What is asked: Lines containing "JSON" are to be counted. Report the count alone.
# Start of Task material
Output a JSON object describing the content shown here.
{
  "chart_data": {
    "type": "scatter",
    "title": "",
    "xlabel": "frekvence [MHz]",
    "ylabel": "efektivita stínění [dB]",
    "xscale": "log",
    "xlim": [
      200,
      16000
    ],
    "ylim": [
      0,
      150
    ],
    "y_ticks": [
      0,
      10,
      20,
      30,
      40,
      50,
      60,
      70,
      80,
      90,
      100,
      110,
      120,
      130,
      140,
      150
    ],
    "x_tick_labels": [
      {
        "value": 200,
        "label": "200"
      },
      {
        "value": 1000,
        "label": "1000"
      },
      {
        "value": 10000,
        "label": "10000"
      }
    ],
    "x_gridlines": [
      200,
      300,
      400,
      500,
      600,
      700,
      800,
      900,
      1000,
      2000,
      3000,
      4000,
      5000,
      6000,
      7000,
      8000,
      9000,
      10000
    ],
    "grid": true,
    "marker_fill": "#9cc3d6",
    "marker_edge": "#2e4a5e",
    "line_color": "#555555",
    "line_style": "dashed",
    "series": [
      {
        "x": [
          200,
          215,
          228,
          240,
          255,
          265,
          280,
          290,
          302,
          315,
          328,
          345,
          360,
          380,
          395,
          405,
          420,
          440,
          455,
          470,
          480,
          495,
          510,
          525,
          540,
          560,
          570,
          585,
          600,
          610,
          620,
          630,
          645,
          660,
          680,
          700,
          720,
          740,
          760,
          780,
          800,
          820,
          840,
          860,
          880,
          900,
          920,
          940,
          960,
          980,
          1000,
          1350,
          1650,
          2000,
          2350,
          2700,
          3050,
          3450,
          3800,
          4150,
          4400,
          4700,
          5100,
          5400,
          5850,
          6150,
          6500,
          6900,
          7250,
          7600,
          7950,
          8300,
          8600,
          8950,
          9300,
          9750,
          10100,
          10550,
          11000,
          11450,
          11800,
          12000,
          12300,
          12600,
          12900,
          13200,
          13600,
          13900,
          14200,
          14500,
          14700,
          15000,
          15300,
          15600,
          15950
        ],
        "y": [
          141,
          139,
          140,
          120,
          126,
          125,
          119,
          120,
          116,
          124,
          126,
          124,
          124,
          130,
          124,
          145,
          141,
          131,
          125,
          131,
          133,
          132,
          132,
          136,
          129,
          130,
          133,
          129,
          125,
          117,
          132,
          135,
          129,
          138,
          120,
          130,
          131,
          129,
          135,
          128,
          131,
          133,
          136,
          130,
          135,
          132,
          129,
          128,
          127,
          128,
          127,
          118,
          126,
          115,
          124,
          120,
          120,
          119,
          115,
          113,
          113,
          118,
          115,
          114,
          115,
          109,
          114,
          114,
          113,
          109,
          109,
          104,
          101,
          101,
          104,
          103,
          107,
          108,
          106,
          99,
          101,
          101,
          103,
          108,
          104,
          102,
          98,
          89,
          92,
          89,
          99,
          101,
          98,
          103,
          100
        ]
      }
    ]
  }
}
# End of Task material
# Start of Task material
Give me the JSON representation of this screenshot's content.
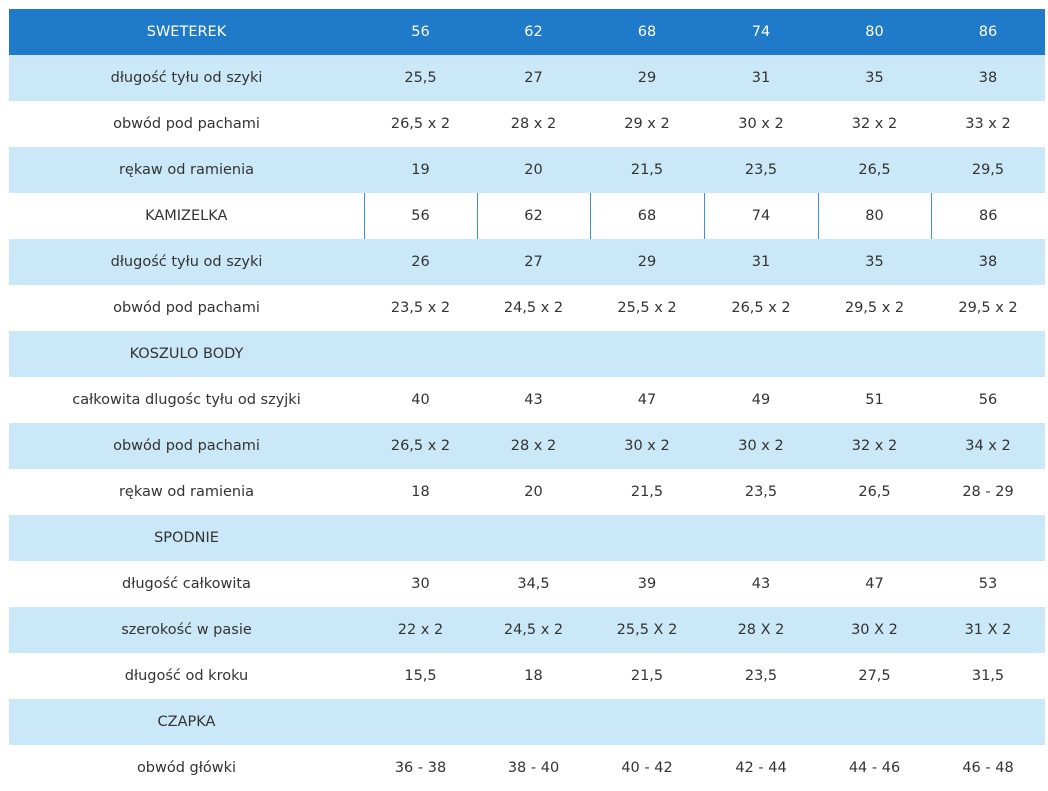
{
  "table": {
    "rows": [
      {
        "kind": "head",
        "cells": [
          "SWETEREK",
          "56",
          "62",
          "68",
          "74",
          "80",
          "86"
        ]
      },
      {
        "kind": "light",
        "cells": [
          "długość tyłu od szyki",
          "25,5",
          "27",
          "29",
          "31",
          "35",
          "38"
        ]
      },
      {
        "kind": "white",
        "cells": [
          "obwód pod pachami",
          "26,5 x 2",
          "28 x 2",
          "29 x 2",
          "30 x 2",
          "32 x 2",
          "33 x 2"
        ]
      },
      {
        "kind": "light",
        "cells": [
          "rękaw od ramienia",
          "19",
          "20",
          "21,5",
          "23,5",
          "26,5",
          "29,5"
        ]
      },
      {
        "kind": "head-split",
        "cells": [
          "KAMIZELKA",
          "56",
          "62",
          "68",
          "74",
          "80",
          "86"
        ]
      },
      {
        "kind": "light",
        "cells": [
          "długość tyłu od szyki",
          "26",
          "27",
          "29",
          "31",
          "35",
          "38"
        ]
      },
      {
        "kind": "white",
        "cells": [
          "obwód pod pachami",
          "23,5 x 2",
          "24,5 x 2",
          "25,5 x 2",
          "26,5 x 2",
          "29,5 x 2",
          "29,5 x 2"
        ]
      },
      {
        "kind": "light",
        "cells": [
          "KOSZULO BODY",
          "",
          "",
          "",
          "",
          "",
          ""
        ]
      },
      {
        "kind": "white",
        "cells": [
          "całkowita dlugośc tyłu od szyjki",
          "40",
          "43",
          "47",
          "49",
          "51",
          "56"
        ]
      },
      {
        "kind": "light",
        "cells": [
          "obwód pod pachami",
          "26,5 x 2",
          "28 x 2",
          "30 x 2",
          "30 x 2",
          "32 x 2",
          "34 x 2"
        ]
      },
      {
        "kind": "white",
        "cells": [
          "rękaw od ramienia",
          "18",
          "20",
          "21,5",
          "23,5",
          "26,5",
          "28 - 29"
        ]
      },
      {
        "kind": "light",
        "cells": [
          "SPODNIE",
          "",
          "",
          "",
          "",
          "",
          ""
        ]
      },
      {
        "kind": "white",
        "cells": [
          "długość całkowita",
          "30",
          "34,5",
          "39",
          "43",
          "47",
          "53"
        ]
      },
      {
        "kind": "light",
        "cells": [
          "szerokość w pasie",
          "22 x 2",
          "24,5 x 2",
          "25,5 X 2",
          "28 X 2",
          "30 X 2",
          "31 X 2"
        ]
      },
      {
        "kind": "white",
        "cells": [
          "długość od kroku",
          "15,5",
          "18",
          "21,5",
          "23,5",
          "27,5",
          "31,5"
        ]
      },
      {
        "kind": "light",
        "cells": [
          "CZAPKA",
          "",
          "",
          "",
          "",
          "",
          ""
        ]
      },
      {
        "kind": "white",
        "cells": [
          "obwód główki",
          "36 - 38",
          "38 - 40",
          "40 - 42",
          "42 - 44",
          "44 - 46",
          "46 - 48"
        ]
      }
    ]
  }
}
# End of Task material
Output for this exercise: 2